Scan the data below for the string "trimestre". Show every line where it turns up.
----
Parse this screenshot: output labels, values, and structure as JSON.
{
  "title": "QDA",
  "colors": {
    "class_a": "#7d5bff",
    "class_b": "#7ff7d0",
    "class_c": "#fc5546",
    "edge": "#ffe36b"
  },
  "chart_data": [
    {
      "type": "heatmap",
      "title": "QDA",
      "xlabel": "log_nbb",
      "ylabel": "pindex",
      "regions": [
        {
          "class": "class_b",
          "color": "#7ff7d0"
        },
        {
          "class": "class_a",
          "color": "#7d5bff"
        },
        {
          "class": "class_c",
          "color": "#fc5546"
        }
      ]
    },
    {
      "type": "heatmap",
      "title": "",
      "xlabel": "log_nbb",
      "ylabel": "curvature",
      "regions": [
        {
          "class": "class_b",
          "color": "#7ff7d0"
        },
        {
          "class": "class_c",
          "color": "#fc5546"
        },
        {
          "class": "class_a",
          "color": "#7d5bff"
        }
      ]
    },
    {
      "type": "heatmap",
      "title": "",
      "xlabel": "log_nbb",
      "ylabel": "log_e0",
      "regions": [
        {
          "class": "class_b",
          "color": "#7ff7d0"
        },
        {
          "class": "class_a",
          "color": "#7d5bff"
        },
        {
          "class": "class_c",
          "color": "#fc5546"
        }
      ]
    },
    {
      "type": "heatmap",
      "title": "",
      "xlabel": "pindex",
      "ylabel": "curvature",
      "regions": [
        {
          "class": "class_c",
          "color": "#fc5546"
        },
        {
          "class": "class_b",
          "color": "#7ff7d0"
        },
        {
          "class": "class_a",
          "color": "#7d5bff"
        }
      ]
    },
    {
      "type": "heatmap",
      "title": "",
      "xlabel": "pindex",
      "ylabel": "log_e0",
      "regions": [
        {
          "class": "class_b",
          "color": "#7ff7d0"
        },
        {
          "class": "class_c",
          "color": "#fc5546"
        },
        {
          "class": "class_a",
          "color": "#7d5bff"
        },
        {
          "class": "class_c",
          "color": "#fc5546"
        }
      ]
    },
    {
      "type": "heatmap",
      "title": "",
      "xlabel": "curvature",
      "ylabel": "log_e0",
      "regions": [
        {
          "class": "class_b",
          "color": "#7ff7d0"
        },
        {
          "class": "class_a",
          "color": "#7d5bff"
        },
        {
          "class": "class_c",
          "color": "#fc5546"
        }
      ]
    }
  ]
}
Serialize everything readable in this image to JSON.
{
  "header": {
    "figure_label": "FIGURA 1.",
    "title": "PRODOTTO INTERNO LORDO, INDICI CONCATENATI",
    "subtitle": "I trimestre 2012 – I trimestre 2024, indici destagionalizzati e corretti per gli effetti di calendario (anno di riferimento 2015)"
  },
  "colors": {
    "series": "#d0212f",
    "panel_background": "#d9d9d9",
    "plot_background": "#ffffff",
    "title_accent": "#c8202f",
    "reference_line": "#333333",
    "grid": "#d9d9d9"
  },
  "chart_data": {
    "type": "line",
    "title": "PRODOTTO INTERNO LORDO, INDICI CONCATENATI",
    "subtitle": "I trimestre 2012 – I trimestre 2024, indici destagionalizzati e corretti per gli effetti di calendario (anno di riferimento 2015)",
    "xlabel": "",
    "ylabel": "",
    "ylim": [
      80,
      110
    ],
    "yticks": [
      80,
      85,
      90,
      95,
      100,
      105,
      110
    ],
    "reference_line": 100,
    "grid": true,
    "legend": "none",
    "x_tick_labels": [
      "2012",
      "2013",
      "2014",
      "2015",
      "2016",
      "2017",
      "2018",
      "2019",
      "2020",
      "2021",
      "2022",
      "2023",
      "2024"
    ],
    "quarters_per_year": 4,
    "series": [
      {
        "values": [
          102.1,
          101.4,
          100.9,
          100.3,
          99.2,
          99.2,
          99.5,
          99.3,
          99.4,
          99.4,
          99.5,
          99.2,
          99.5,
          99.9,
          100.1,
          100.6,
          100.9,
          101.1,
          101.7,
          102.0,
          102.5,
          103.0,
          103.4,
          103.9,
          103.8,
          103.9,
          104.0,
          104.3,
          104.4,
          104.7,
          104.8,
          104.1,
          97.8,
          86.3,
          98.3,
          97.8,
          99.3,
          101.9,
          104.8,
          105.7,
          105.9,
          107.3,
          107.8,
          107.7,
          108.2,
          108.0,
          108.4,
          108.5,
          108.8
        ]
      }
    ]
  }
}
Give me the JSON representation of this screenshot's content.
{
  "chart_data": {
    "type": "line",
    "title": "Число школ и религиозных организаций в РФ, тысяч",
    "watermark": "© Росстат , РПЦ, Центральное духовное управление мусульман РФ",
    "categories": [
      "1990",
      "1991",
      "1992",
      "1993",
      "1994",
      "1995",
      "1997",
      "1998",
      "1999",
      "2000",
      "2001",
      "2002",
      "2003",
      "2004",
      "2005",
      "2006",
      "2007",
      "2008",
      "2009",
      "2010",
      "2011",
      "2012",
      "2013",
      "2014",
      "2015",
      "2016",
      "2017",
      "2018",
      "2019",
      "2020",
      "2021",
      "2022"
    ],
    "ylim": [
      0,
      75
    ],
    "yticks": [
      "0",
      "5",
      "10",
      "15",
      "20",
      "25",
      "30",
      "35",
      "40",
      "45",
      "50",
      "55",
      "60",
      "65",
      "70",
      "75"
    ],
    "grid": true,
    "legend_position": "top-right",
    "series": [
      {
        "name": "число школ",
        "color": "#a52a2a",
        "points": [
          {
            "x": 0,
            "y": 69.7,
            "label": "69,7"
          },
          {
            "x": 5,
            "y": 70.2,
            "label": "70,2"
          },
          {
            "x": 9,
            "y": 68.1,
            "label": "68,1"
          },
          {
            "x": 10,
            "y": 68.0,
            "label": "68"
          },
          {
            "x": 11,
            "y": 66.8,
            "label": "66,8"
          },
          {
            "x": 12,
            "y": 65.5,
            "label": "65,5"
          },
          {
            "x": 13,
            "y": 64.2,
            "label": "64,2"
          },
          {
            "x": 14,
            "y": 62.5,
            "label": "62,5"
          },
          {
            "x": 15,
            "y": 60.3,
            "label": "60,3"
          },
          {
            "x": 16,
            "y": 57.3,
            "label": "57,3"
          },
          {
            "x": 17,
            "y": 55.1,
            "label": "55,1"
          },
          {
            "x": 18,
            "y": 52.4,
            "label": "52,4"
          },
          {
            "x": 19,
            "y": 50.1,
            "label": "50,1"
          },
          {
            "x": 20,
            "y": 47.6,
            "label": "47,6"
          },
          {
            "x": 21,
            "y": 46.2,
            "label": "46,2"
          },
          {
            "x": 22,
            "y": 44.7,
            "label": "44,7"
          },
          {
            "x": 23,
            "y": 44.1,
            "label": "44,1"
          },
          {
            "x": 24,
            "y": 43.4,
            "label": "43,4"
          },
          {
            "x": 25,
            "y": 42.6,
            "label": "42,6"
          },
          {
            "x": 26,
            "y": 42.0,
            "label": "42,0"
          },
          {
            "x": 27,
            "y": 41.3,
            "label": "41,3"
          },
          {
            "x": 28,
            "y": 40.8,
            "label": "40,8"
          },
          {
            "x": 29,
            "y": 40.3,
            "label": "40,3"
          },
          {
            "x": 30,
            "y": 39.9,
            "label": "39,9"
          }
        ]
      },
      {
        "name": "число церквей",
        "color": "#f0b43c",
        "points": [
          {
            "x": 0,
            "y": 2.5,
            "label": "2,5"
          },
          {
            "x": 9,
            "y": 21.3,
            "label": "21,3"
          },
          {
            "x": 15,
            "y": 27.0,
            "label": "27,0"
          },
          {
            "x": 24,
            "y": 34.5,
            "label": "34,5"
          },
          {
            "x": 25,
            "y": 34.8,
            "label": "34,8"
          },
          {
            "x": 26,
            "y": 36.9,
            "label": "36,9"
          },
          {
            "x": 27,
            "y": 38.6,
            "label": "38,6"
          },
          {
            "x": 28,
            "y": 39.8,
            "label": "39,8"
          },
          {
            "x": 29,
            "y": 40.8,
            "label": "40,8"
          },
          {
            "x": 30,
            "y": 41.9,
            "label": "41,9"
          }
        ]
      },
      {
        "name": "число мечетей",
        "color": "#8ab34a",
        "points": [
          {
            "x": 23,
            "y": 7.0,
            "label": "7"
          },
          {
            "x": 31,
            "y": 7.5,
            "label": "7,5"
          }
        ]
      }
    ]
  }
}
----
▸ The solution:
    "subtitle": "I trimestre 2012 – I trimestre 2024, indici destagionalizzati e corretti per gli effetti di calendario (anno di riferimento 2015)"
    "subtitle": "I trimestre 2012 – I trimestre 2024, indici destagionalizzati e corretti per gli effetti di calendario (anno di riferimento 2015)",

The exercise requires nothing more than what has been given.